§ Given data:
** START **

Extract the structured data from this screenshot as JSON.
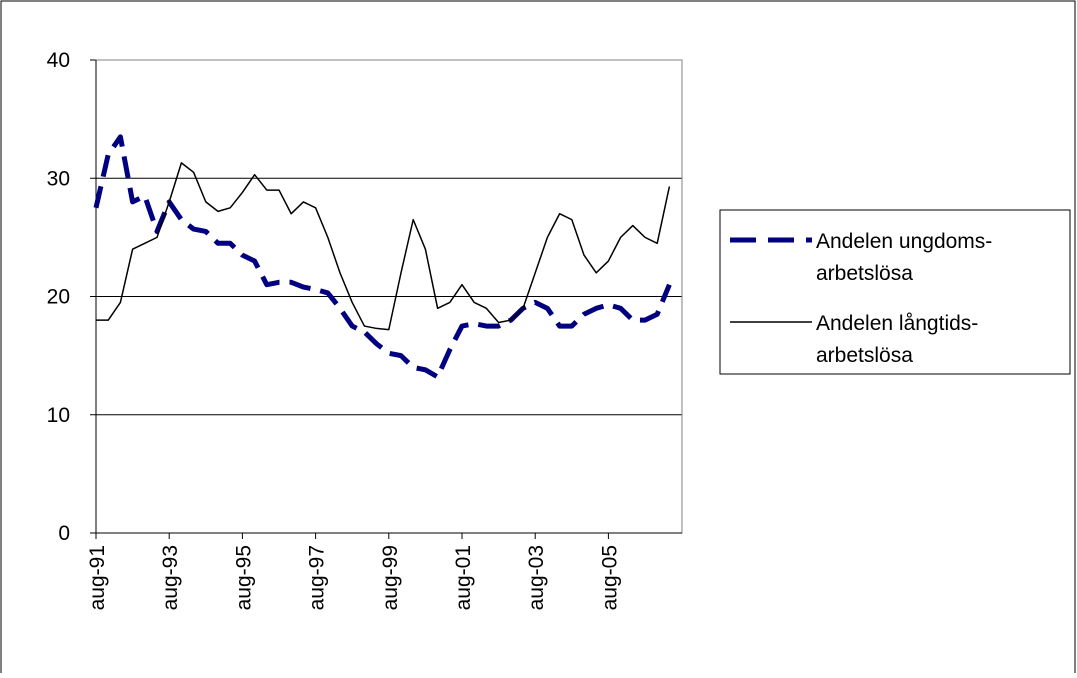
{
  "chart_data": {
    "type": "line",
    "categories": [
      "aug-91",
      null,
      null,
      null,
      null,
      null,
      "aug-93",
      null,
      null,
      null,
      null,
      null,
      "aug-95",
      null,
      null,
      null,
      null,
      null,
      "aug-97",
      null,
      null,
      null,
      null,
      null,
      "aug-99",
      null,
      null,
      null,
      null,
      null,
      "aug-01",
      null,
      null,
      null,
      null,
      null,
      "aug-03",
      null,
      null,
      null,
      null,
      null,
      "aug-05",
      null,
      null,
      null,
      null,
      null
    ],
    "series": [
      {
        "name": "Andelen ungdoms-arbetslösa",
        "color": "#000080",
        "dash": true,
        "values": [
          27.5,
          32,
          33.5,
          28,
          28.5,
          25.5,
          28,
          26.5,
          25.7,
          25.5,
          24.5,
          24.5,
          23.5,
          23,
          21,
          21.2,
          21.2,
          20.8,
          20.6,
          20.3,
          19,
          17.5,
          17,
          16,
          15.2,
          15,
          14,
          13.8,
          13.2,
          15.5,
          17.5,
          17.7,
          17.5,
          17.5,
          18,
          19,
          19.5,
          19,
          17.5,
          17.5,
          18.5,
          19,
          19.3,
          19,
          18,
          18,
          18.5,
          21
        ]
      },
      {
        "name": "Andelen långtids-arbetslösa",
        "color": "#000000",
        "dash": false,
        "values": [
          18,
          18,
          19.5,
          24,
          24.5,
          25,
          28,
          31.3,
          30.5,
          28,
          27.2,
          27.5,
          28.8,
          30.3,
          29,
          29,
          27,
          28,
          27.5,
          25,
          22,
          19.5,
          17.5,
          17.3,
          17.2,
          22,
          26.5,
          24,
          19,
          19.5,
          21,
          19.5,
          19,
          17.8,
          18,
          19,
          22,
          25,
          27,
          26.5,
          23.5,
          22,
          23,
          25,
          26,
          25,
          24.5,
          29.3
        ]
      }
    ],
    "ylim": [
      0,
      40
    ],
    "yticks": [
      0,
      10,
      20,
      30,
      40
    ],
    "grid": true,
    "legend": "right"
  }
}
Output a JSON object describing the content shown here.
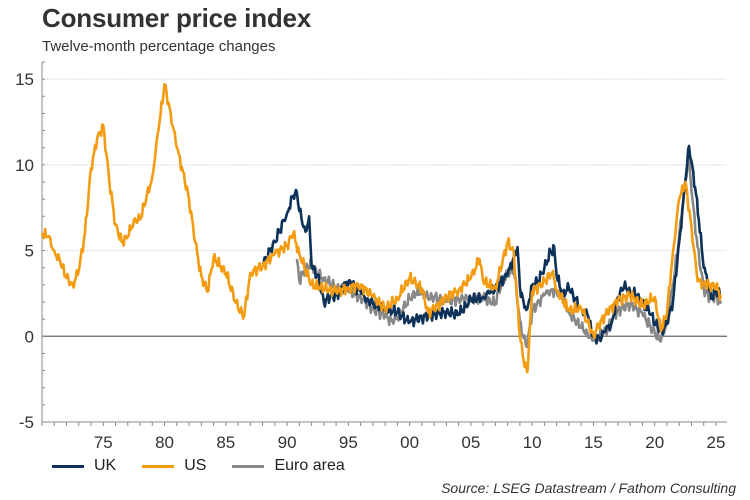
{
  "title": "Consumer price index",
  "subtitle": "Twelve-month percentage changes",
  "source": "Source: LSEG Datastream / Fathom Consulting",
  "chart_data": {
    "type": "line",
    "xlim": [
      1970,
      2025.9
    ],
    "ylim": [
      -5,
      16
    ],
    "yticks": [
      -5,
      0,
      5,
      10,
      15
    ],
    "ytick_labels": [
      "-5",
      "0",
      "5",
      "10",
      "15"
    ],
    "xticks": [
      1975,
      1980,
      1985,
      1990,
      1995,
      2000,
      2005,
      2010,
      2015,
      2020,
      2025
    ],
    "xtick_labels": [
      "75",
      "80",
      "85",
      "90",
      "95",
      "00",
      "05",
      "10",
      "15",
      "20",
      "25"
    ],
    "grid": true,
    "series": [
      {
        "name": "UK",
        "color": "#0d3158",
        "x": [
          1988,
          1989,
          1990,
          1990.5,
          1990.8,
          1991,
          1991.5,
          1991.8,
          1992,
          1992.5,
          1993,
          1993.5,
          1994,
          1995,
          1996,
          1996.5,
          1997,
          1998,
          1999,
          2000,
          2000.5,
          2001,
          2002,
          2003,
          2004,
          2005,
          2006,
          2006.5,
          2007,
          2008,
          2008.5,
          2008.8,
          2009,
          2009.3,
          2009.6,
          2010,
          2010.5,
          2011,
          2011.5,
          2011.8,
          2012,
          2012.5,
          2013,
          2014,
          2014.5,
          2015,
          2015.5,
          2016,
          2016.5,
          2017,
          2017.5,
          2018,
          2018.5,
          2019,
          2019.5,
          2020,
          2020.5,
          2021,
          2021.5,
          2022,
          2022.5,
          2022.8,
          2023,
          2023.3,
          2023.6,
          2024,
          2024.3,
          2024.6,
          2025,
          2025.4
        ],
        "y": [
          4.2,
          5.5,
          7.2,
          8.2,
          8.4,
          7.3,
          6.1,
          7.0,
          4.1,
          3.5,
          2.0,
          2.3,
          2.4,
          3.2,
          2.6,
          2.2,
          1.9,
          1.6,
          1.4,
          0.8,
          1.0,
          1.1,
          1.3,
          1.4,
          1.3,
          2.1,
          2.3,
          2.5,
          2.8,
          3.6,
          4.6,
          5.2,
          2.9,
          2.0,
          1.6,
          3.0,
          3.2,
          4.0,
          4.9,
          5.2,
          3.5,
          2.5,
          2.8,
          1.6,
          1.3,
          0.0,
          -0.1,
          0.3,
          0.8,
          2.3,
          2.9,
          2.6,
          2.4,
          1.8,
          1.6,
          0.8,
          0.3,
          0.7,
          2.1,
          5.5,
          9.0,
          11.1,
          10.2,
          8.7,
          6.8,
          4.0,
          3.2,
          2.2,
          2.6,
          2.5
        ]
      },
      {
        "name": "US",
        "color": "#f39c12",
        "x": [
          1970,
          1970.5,
          1971,
          1971.5,
          1972,
          1972.5,
          1973,
          1973.5,
          1974,
          1974.5,
          1975,
          1975.5,
          1976,
          1976.5,
          1977,
          1977.5,
          1978,
          1978.5,
          1979,
          1979.5,
          1980,
          1980.5,
          1981,
          1981.5,
          1982,
          1982.5,
          1983,
          1983.5,
          1984,
          1985,
          1986,
          1986.5,
          1987,
          1988,
          1989,
          1990,
          1990.5,
          1991,
          1992,
          1993,
          1994,
          1995,
          1996,
          1997,
          1998,
          1999,
          2000,
          2001,
          2001.5,
          2002,
          2003,
          2004,
          2005,
          2005.7,
          2006,
          2007,
          2008,
          2008.5,
          2009,
          2009.3,
          2009.6,
          2010,
          2011,
          2011.7,
          2012,
          2013,
          2014,
          2015,
          2016,
          2017,
          2018,
          2019,
          2020,
          2020.5,
          2021,
          2021.5,
          2022,
          2022.5,
          2023,
          2023.5,
          2024,
          2024.5,
          2025,
          2025.4
        ],
        "y": [
          6.0,
          5.8,
          5.0,
          4.3,
          3.4,
          3.0,
          3.8,
          6.0,
          9.8,
          11.5,
          12.3,
          9.0,
          6.5,
          5.5,
          5.8,
          6.8,
          6.8,
          8.0,
          9.3,
          12.0,
          14.7,
          13.0,
          11.0,
          9.6,
          8.0,
          5.5,
          3.5,
          2.6,
          4.6,
          3.7,
          1.6,
          1.2,
          3.7,
          4.1,
          4.8,
          5.3,
          6.0,
          4.8,
          3.0,
          2.8,
          2.6,
          2.8,
          3.0,
          2.3,
          1.6,
          2.2,
          3.4,
          2.8,
          1.4,
          1.6,
          2.3,
          2.7,
          3.4,
          4.5,
          3.2,
          2.8,
          5.5,
          4.9,
          0.0,
          -1.4,
          -2.1,
          2.6,
          3.2,
          3.8,
          2.7,
          1.5,
          1.6,
          0.1,
          1.3,
          2.1,
          2.4,
          1.8,
          2.3,
          0.3,
          1.4,
          5.0,
          8.0,
          9.0,
          6.4,
          3.2,
          3.1,
          3.0,
          2.9,
          2.4
        ]
      },
      {
        "name": "Euro area",
        "color": "#888888",
        "x": [
          1990.8,
          1991,
          1991.5,
          1992,
          1992.5,
          1993,
          1994,
          1995,
          1996,
          1997,
          1998,
          1998.5,
          1999,
          2000,
          2000.5,
          2001,
          2001.5,
          2002,
          2003,
          2004,
          2005,
          2006,
          2007,
          2007.5,
          2008,
          2008.5,
          2009,
          2009.3,
          2009.6,
          2010,
          2011,
          2011.5,
          2012,
          2012.5,
          2013,
          2014,
          2014.5,
          2015,
          2016,
          2017,
          2018,
          2019,
          2020,
          2020.5,
          2021,
          2021.5,
          2022,
          2022.5,
          2022.8,
          2023,
          2023.5,
          2024,
          2024.5,
          2025,
          2025.4
        ],
        "y": [
          4.5,
          3.2,
          4.0,
          4.2,
          3.6,
          3.4,
          2.8,
          2.6,
          2.3,
          1.6,
          1.2,
          0.9,
          1.1,
          2.2,
          2.5,
          2.6,
          2.2,
          2.3,
          2.0,
          2.2,
          2.2,
          2.2,
          1.9,
          3.1,
          3.6,
          4.0,
          0.9,
          -0.1,
          -0.6,
          1.5,
          2.4,
          2.7,
          2.6,
          2.2,
          1.4,
          0.5,
          0.2,
          -0.2,
          0.3,
          1.5,
          1.9,
          1.3,
          0.2,
          -0.3,
          0.9,
          3.0,
          5.8,
          9.1,
          10.6,
          8.5,
          5.2,
          2.8,
          2.2,
          2.4,
          1.9
        ]
      }
    ]
  }
}
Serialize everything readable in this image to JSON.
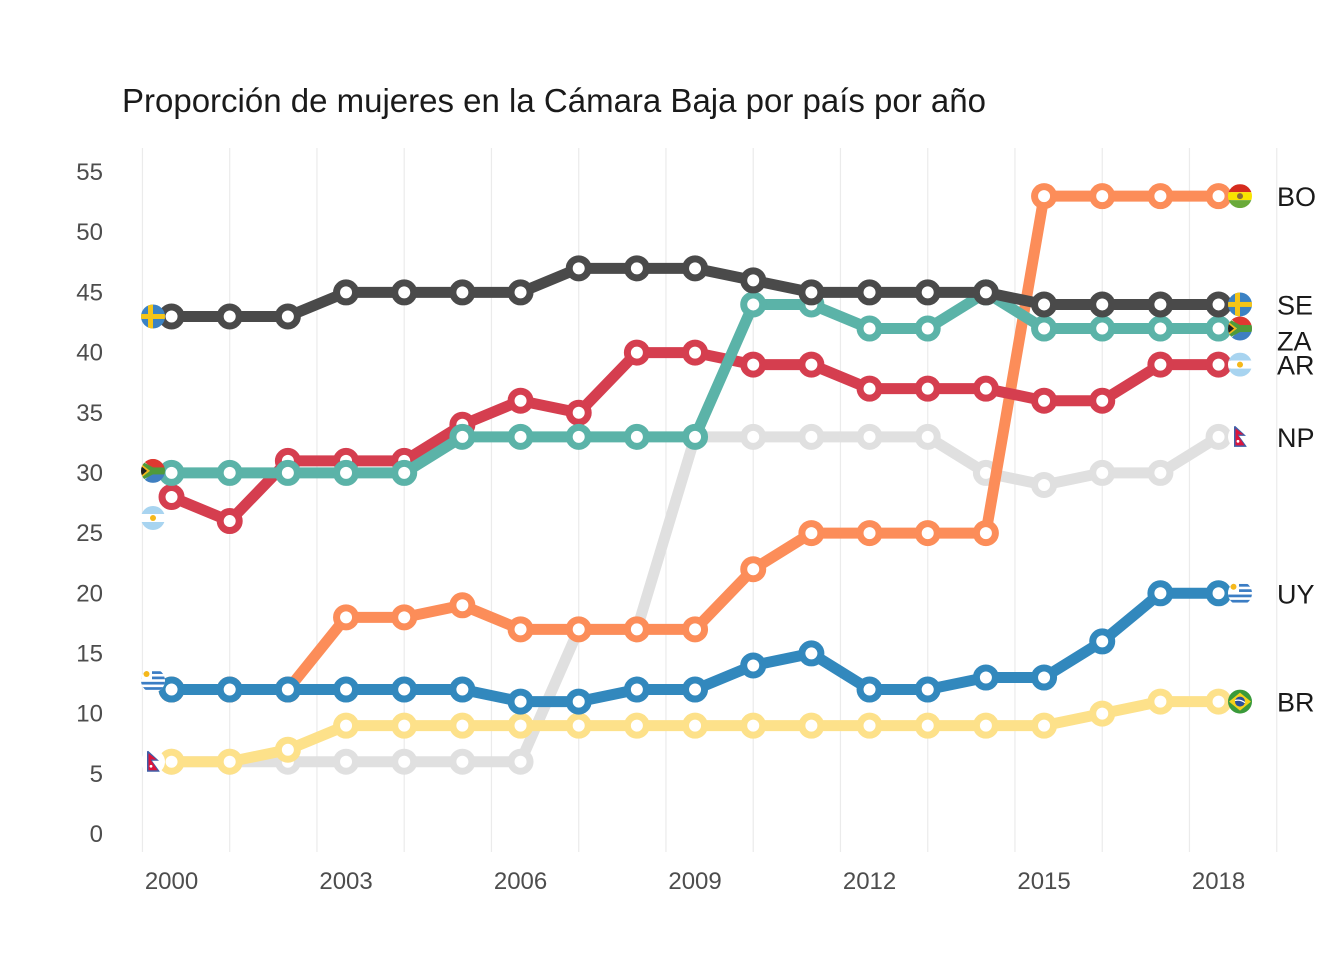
{
  "chart_data": {
    "type": "line",
    "title": "Proporción de mujeres en la Cámara Baja por país por año",
    "xlabel": "",
    "ylabel": "",
    "x": [
      2000,
      2001,
      2002,
      2003,
      2004,
      2005,
      2006,
      2007,
      2008,
      2009,
      2010,
      2011,
      2012,
      2013,
      2014,
      2015,
      2016,
      2017,
      2018
    ],
    "xticks": [
      "2000",
      "2003",
      "2006",
      "2009",
      "2012",
      "2015",
      "2018"
    ],
    "yticks": [
      "0",
      "5",
      "10",
      "15",
      "20",
      "25",
      "30",
      "35",
      "40",
      "45",
      "50",
      "55"
    ],
    "xlim": [
      1999.2,
      2019.4
    ],
    "ylim": [
      -1.5,
      57
    ],
    "grid": "vertical only",
    "legend": "none (country codes with flags at line ends)",
    "series": [
      {
        "name": "NP",
        "flag": "nepal",
        "color": "#e0e0e0",
        "values": [
          6,
          6,
          6,
          6,
          6,
          6,
          6,
          17,
          17,
          33,
          33,
          33,
          33,
          33,
          30,
          29,
          30,
          30,
          33
        ]
      },
      {
        "name": "BR",
        "flag": "brazil",
        "color": "#fde18a",
        "values": [
          6,
          6,
          7,
          9,
          9,
          9,
          9,
          9,
          9,
          9,
          9,
          9,
          9,
          9,
          9,
          9,
          10,
          11,
          11
        ]
      },
      {
        "name": "BO",
        "flag": "bolivia",
        "color": "#fc8d59",
        "values": [
          12,
          12,
          12,
          18,
          18,
          19,
          17,
          17,
          17,
          17,
          22,
          25,
          25,
          25,
          25,
          53,
          53,
          53,
          53
        ]
      },
      {
        "name": "UY",
        "flag": "uruguay",
        "color": "#3288bd",
        "values": [
          12,
          12,
          12,
          12,
          12,
          12,
          11,
          11,
          12,
          12,
          14,
          15,
          12,
          12,
          13,
          13,
          16,
          20,
          20
        ]
      },
      {
        "name": "AR",
        "flag": "argentina",
        "color": "#d53e4f",
        "values": [
          28,
          26,
          31,
          31,
          31,
          34,
          36,
          35,
          40,
          40,
          39,
          39,
          37,
          37,
          37,
          36,
          36,
          39,
          39
        ]
      },
      {
        "name": "ZA",
        "flag": "southafrica",
        "color": "#5bb3a8",
        "values": [
          30,
          30,
          30,
          30,
          30,
          33,
          33,
          33,
          33,
          33,
          44,
          44,
          42,
          42,
          45,
          42,
          42,
          42,
          42
        ]
      },
      {
        "name": "SE",
        "flag": "sweden",
        "color": "#4a4a4a",
        "values": [
          43,
          43,
          43,
          45,
          45,
          45,
          45,
          47,
          47,
          47,
          46,
          45,
          45,
          45,
          45,
          44,
          44,
          44,
          44
        ]
      }
    ]
  }
}
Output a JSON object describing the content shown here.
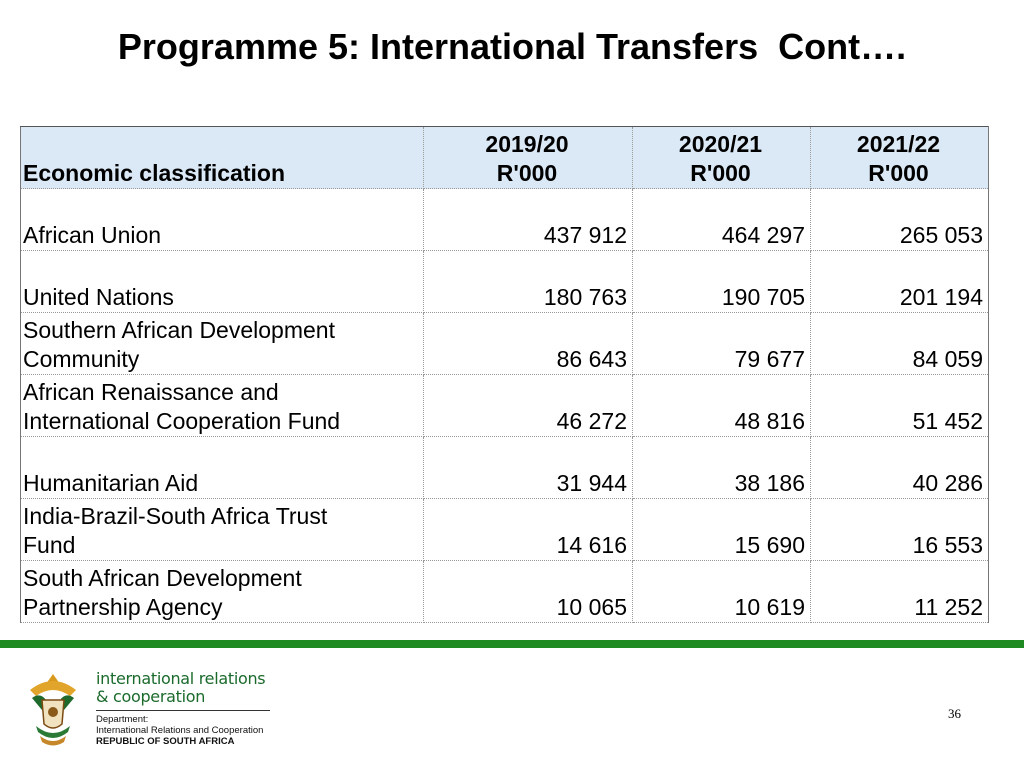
{
  "slide": {
    "title": "Programme 5: International Transfers  Cont….",
    "page_number": "36"
  },
  "table": {
    "header": {
      "label": "Economic classification",
      "columns": [
        {
          "year": "2019/20",
          "unit": "R'000"
        },
        {
          "year": "2020/21",
          "unit": "R'000"
        },
        {
          "year": "2021/22",
          "unit": "R'000"
        }
      ]
    },
    "rows": [
      {
        "line1": "",
        "line2": "African Union",
        "values": [
          "437 912",
          "464 297",
          "265 053"
        ]
      },
      {
        "line1": "",
        "line2": "United Nations",
        "values": [
          "180 763",
          "190 705",
          "201 194"
        ]
      },
      {
        "line1": "Southern African Development",
        "line2": "Community",
        "values": [
          "86 643",
          "79 677",
          "84 059"
        ]
      },
      {
        "line1": "African Renaissance and",
        "line2": "International Cooperation Fund",
        "values": [
          "46 272",
          "48 816",
          "51 452"
        ]
      },
      {
        "line1": "",
        "line2": "Humanitarian Aid",
        "values": [
          "31 944",
          "38 186",
          "40 286"
        ]
      },
      {
        "line1": "India-Brazil-South Africa Trust",
        "line2": "Fund",
        "values": [
          "14 616",
          "15 690",
          "16 553"
        ]
      },
      {
        "line1": "South African Development",
        "line2": "Partnership Agency",
        "values": [
          "10 065",
          "10 619",
          "11 252"
        ]
      }
    ]
  },
  "footer": {
    "brand_line1": "international relations",
    "brand_line2": "& cooperation",
    "dept_line1": "Department:",
    "dept_line2": "International Relations and Cooperation",
    "dept_line3": "REPUBLIC OF SOUTH AFRICA",
    "crest_icon": "coat-of-arms-icon",
    "accent_color": "#1f8a22",
    "header_fill": "#dbe9f6"
  }
}
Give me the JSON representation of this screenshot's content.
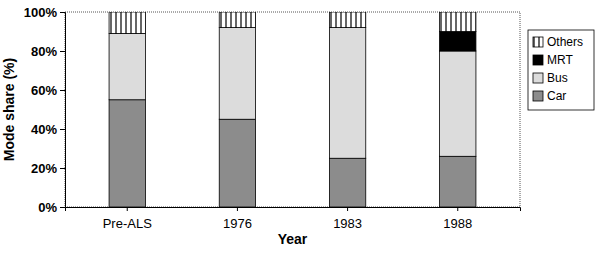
{
  "chart_data": {
    "type": "bar",
    "stacked": true,
    "x_label": "Year",
    "y_label": "Mode share (%)",
    "categories": [
      "Pre-ALS",
      "1976",
      "1983",
      "1988"
    ],
    "series": [
      {
        "name": "Car",
        "color": "#8c8c8c",
        "values": [
          55,
          45,
          25,
          26
        ]
      },
      {
        "name": "Bus",
        "color": "#dcdcdc",
        "values": [
          34,
          47,
          67,
          54
        ]
      },
      {
        "name": "MRT",
        "color": "#000000",
        "values": [
          0,
          0,
          0,
          10
        ]
      },
      {
        "name": "Others",
        "color": "#ffffff",
        "values": [
          11,
          8,
          8,
          10
        ]
      }
    ],
    "ylim": [
      0,
      100
    ],
    "yticks": [
      {
        "value": 0,
        "label": "0%"
      },
      {
        "value": 20,
        "label": "20%"
      },
      {
        "value": 40,
        "label": "40%"
      },
      {
        "value": 60,
        "label": "60%"
      },
      {
        "value": 80,
        "label": "80%"
      },
      {
        "value": 100,
        "label": "100%"
      }
    ],
    "legend": "right",
    "grid": false
  }
}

** END **

§ Goal:
Which lines hold the word "JSON"? Copy each of them from the records.

§ Complete answer:
Extract the structured data from this screenshot as JSON.
Output a JSON object describing the content shown here.
Serialize everything readable in this image to JSON.
Output a JSON object describing the content shown here.
Give me the JSON representation of this screenshot's content.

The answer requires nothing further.